## What to work on
The records that follow need to be output exactly as they are.

□ □ □ □ □ □ □

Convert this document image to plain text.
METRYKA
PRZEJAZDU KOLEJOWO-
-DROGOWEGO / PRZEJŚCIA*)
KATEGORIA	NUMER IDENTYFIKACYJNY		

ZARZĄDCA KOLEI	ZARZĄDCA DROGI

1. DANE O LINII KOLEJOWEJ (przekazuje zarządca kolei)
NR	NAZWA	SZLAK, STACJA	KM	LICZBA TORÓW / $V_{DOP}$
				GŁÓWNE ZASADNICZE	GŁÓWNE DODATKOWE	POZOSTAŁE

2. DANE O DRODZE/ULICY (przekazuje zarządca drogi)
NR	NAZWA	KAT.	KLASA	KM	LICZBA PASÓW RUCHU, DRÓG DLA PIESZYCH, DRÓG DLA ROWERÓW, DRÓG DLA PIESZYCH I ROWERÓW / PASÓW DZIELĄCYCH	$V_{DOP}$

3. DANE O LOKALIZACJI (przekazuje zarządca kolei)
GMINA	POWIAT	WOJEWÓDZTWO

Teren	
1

□ □ □ □ □ □ □

## Correct response
Convert this document image to plain text.
METRYKA
PRZEJAZDU KOLEJOWO-
-DROGOWEGO / PRZEJŚCIA*)
KATEGORIA	NUMER IDENTYFIKACYJNY		

ZARZĄDCA KOLEI	ZARZĄDCA DROGI

1. DANE O LINII KOLEJOWEJ (przekazuje zarządca kolei)
NR	NAZWA	SZLAK, STACJA	KM	LICZBA TORÓW / $V_{DOP}$
				GŁÓWNE ZASADNICZE	GŁÓWNE DODATKOWE	POZOSTAŁE

2. DANE O DRODZE/ULICY (przekazuje zarządca drogi)
NR	NAZWA	KAT.	KLASA	KM	LICZBA PASÓW RUCHU, DRÓG DLA PIESZYCH, DRÓG DLA ROWERÓW, DRÓG DLA PIESZYCH I ROWERÓW / PASÓW DZIELĄCYCH	$V_{DOP}$

3. DANE O LOKALIZACJI (przekazuje zarządca kolei)
GMINA	POWIAT	WOJEWÓDZTWO

Teren	
1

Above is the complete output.